(Collection entries)

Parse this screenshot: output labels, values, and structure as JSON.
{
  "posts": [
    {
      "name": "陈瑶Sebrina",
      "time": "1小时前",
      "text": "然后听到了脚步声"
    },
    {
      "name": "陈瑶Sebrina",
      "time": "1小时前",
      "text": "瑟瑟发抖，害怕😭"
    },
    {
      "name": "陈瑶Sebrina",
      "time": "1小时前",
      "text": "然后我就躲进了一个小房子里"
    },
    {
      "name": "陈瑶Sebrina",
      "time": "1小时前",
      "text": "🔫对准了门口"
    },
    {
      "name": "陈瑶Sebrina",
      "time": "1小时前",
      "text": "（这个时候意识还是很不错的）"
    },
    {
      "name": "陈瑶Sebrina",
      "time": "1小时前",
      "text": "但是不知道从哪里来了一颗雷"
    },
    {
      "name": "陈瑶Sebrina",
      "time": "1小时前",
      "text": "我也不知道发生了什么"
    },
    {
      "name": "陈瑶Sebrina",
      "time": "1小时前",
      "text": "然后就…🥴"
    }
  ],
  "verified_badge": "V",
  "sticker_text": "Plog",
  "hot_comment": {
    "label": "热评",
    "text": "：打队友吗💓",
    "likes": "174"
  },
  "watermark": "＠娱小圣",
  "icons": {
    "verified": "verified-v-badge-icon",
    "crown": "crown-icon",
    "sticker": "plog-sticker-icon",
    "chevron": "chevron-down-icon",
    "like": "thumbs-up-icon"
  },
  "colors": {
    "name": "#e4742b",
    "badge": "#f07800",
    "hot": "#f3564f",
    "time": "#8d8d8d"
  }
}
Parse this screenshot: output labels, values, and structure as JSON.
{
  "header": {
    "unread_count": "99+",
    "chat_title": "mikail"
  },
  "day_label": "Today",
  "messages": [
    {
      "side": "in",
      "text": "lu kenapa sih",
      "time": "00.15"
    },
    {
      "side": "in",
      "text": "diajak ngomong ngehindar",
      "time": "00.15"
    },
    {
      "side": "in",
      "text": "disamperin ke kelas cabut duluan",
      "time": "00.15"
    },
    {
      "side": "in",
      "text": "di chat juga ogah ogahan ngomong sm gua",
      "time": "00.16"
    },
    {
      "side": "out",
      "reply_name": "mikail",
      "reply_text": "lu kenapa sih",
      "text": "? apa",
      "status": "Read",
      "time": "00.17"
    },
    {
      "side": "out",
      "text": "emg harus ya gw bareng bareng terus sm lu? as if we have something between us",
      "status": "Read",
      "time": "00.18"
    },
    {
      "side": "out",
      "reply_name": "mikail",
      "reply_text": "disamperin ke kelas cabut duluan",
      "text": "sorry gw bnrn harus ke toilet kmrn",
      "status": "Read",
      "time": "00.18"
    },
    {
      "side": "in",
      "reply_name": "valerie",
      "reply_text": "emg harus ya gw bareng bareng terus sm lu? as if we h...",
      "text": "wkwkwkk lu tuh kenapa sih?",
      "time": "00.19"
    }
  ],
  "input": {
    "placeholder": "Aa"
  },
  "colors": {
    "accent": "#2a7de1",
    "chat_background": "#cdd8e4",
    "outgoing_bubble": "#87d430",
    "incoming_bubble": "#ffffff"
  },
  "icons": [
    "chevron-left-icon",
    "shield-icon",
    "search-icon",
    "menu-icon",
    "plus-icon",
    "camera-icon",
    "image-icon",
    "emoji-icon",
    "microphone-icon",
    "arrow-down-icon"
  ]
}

### PROBLEM
Extract each line of the listing above, copying it word for word.

### RESPONSE
Parse this screenshot: output labels, values, and structure as JSON.
{
  "posts": [
    {
      "name": "陈瑶Sebrina",
      "time": "1小时前",
      "text": "然后听到了脚步声"
    },
    {
      "name": "陈瑶Sebrina",
      "time": "1小时前",
      "text": "瑟瑟发抖，害怕😭"
    },
    {
      "name": "陈瑶Sebrina",
      "time": "1小时前",
      "text": "然后我就躲进了一个小房子里"
    },
    {
      "name": "陈瑶Sebrina",
      "time": "1小时前",
      "text": "🔫对准了门口"
    },
    {
      "name": "陈瑶Sebrina",
      "time": "1小时前",
      "text": "（这个时候意识还是很不错的）"
    },
    {
      "name": "陈瑶Sebrina",
      "time": "1小时前",
      "text": "但是不知道从哪里来了一颗雷"
    },
    {
      "name": "陈瑶Sebrina",
      "time": "1小时前",
      "text": "我也不知道发生了什么"
    },
    {
      "name": "陈瑶Sebrina",
      "time": "1小时前",
      "text": "然后就…🥴"
    }
  ],
  "verified_badge": "V",
  "sticker_text": "Plog",
  "hot_comment": {
    "label": "热评",
    "text": "：打队友吗💓",
    "likes": "174"
  },
  "watermark": "＠娱小圣",
  "icons": {
    "verified": "verified-v-badge-icon",
    "crown": "crown-icon",
    "sticker": "plog-sticker-icon",
    "chevron": "chevron-down-icon",
    "like": "thumbs-up-icon"
  },
  "colors": {
    "name": "#e4742b",
    "badge": "#f07800",
    "hot": "#f3564f",
    "time": "#8d8d8d"
  }
}
Parse this screenshot: output labels, values, and structure as JSON.
{
  "header": {
    "unread_count": "99+",
    "chat_title": "mikail"
  },
  "day_label": "Today",
  "messages": [
    {
      "side": "in",
      "text": "lu kenapa sih",
      "time": "00.15"
    },
    {
      "side": "in",
      "text": "diajak ngomong ngehindar",
      "time": "00.15"
    },
    {
      "side": "in",
      "text": "disamperin ke kelas cabut duluan",
      "time": "00.15"
    },
    {
      "side": "in",
      "text": "di chat juga ogah ogahan ngomong sm gua",
      "time": "00.16"
    },
    {
      "side": "out",
      "reply_name": "mikail",
      "reply_text": "lu kenapa sih",
      "text": "? apa",
      "status": "Read",
      "time": "00.17"
    },
    {
      "side": "out",
      "text": "emg harus ya gw bareng bareng terus sm lu? as if we have something between us",
      "status": "Read",
      "time": "00.18"
    },
    {
      "side": "out",
      "reply_name": "mikail",
      "reply_text": "disamperin ke kelas cabut duluan",
      "text": "sorry gw bnrn harus ke toilet kmrn",
      "status": "Read",
      "time": "00.18"
    },
    {
      "side": "in",
      "reply_name": "valerie",
      "reply_text": "emg harus ya gw bareng bareng terus sm lu? as if we h...",
      "text": "wkwkwkk lu tuh kenapa sih?",
      "time": "00.19"
    }
  ],
  "input": {
    "placeholder": "Aa"
  },
  "colors": {
    "accent": "#2a7de1",
    "chat_background": "#cdd8e4",
    "outgoing_bubble": "#87d430",
    "incoming_bubble": "#ffffff"
  },
  "icons": [
    "chevron-left-icon",
    "shield-icon",
    "search-icon",
    "menu-icon",
    "plus-icon",
    "camera-icon",
    "image-icon",
    "emoji-icon",
    "microphone-icon",
    "arrow-down-icon"
  ]
}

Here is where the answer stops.